WHAT IS ASKED:
Tell how many lines have the string "的值域是" in them, and write nothing besides the number.

Collected data
<<<<
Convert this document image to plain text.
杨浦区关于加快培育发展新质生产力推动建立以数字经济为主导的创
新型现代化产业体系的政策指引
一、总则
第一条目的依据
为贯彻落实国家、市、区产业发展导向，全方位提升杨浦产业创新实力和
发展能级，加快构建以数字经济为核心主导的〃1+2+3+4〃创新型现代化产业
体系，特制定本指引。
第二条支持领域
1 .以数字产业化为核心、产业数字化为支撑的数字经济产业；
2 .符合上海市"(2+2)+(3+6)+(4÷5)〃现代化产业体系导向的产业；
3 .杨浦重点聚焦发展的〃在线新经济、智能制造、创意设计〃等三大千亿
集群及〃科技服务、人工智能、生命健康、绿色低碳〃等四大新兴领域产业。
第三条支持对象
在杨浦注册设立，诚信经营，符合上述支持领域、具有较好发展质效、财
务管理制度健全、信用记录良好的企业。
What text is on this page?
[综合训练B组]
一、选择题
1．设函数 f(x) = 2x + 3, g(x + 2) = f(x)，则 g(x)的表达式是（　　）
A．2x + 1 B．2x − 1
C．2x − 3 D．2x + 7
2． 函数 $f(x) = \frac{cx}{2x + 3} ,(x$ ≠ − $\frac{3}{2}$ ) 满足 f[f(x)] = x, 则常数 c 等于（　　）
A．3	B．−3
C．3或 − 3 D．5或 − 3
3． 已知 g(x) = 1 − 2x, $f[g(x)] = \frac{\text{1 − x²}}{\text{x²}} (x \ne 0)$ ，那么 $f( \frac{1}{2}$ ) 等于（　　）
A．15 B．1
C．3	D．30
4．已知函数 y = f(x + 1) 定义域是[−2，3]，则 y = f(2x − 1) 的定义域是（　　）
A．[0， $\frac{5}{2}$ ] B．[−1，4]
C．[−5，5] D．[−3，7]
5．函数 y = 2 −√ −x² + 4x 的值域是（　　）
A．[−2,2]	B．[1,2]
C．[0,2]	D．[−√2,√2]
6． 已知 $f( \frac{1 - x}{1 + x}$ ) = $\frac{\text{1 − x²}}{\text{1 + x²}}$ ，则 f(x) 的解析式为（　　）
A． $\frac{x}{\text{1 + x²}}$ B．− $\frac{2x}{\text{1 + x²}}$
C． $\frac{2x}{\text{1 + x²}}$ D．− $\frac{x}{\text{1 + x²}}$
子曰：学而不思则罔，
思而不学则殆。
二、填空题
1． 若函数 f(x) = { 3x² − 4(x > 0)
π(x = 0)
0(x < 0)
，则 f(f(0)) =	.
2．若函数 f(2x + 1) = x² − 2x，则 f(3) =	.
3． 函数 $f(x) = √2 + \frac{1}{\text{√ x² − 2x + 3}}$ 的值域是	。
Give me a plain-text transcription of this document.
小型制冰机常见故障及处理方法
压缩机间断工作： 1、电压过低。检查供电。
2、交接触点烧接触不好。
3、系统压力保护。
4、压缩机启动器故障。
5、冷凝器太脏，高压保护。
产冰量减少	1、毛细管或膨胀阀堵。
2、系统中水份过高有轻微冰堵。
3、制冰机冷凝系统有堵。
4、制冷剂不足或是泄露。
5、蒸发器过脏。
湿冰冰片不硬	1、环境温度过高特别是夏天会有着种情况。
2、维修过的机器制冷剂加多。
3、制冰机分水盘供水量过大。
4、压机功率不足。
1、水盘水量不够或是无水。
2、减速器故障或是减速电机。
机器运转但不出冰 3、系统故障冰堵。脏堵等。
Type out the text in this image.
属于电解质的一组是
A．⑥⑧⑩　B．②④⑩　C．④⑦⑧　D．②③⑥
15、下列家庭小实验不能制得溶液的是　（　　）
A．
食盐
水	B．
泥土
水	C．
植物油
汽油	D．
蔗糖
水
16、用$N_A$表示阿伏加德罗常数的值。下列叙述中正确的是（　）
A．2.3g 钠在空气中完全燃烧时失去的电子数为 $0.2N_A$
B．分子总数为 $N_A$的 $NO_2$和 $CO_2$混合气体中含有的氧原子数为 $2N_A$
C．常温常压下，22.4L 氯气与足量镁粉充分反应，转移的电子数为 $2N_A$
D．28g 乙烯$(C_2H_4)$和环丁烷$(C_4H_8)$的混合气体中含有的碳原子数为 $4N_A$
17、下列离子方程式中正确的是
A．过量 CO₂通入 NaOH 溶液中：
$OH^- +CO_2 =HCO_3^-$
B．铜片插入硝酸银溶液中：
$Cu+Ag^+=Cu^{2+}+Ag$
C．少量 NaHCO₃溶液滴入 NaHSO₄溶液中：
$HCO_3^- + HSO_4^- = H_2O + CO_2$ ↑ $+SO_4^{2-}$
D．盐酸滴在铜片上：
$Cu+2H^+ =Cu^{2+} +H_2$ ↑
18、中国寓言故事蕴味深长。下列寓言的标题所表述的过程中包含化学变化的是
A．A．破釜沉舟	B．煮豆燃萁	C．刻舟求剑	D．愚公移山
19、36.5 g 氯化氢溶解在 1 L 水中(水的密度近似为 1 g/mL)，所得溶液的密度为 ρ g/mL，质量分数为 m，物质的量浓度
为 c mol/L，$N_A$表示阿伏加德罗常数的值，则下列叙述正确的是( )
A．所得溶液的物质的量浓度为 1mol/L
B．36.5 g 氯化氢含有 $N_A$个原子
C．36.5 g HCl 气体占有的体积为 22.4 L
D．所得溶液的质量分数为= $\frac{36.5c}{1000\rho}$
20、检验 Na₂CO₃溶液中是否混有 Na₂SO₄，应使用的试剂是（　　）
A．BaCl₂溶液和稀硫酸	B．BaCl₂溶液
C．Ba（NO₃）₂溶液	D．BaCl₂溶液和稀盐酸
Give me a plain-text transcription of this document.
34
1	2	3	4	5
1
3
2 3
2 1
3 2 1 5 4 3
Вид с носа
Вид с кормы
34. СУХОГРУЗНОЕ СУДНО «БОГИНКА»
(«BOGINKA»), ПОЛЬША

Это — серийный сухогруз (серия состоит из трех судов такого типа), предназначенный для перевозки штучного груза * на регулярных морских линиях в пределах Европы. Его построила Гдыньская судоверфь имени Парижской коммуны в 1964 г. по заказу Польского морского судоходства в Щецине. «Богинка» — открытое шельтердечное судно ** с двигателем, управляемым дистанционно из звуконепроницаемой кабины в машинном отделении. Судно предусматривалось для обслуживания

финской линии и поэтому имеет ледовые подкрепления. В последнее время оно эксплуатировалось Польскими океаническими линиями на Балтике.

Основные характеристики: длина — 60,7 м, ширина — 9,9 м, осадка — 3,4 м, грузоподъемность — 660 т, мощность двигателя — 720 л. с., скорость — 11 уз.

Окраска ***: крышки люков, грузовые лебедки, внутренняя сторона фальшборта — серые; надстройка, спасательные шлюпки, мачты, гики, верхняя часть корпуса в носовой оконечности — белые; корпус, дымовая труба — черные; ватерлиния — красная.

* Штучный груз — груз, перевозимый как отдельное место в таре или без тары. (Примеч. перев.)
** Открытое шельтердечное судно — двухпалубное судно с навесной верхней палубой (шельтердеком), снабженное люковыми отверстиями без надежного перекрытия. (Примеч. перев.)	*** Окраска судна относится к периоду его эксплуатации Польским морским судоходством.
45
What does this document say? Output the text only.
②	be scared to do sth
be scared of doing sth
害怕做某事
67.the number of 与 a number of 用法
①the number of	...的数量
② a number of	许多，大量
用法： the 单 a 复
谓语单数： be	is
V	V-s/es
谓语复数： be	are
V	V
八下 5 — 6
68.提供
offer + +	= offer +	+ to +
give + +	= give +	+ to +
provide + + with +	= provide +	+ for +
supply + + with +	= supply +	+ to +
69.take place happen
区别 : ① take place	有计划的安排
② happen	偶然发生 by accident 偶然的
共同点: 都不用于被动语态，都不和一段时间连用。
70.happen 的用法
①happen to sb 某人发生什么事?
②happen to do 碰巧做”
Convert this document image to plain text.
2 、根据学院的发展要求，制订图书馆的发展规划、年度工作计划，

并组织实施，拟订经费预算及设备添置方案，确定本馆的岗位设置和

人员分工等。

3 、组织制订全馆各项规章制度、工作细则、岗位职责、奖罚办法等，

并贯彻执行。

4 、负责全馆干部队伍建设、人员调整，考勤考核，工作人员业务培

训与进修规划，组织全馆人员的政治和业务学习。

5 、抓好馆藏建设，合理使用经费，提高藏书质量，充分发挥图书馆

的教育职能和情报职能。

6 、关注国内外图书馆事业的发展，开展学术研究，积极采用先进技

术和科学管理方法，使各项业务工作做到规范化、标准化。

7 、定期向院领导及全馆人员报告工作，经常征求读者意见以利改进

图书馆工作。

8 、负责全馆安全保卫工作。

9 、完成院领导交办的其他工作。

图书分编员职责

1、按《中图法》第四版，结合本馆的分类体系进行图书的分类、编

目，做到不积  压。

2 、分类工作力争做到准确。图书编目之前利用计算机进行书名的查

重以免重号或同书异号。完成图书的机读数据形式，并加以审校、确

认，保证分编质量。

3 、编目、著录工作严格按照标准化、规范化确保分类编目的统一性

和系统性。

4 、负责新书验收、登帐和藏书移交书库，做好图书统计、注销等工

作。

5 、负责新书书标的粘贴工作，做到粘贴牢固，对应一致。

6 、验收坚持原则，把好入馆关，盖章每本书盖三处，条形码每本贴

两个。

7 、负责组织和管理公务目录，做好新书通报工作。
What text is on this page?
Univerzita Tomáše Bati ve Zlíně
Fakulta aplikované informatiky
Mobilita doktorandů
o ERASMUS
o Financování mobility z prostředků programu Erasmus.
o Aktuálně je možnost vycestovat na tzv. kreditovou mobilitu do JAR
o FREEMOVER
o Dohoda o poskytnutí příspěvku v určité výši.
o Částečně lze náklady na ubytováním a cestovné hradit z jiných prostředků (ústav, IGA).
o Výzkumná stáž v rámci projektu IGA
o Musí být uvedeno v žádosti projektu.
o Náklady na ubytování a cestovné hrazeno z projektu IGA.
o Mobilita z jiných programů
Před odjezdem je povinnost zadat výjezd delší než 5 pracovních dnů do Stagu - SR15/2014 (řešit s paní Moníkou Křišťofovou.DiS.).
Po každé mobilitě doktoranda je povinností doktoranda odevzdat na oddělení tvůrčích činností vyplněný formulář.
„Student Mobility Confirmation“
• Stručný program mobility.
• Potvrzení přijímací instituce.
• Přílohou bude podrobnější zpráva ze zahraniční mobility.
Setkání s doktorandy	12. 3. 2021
>>>>
OUTPUT FOR THIS EXERCISE:
2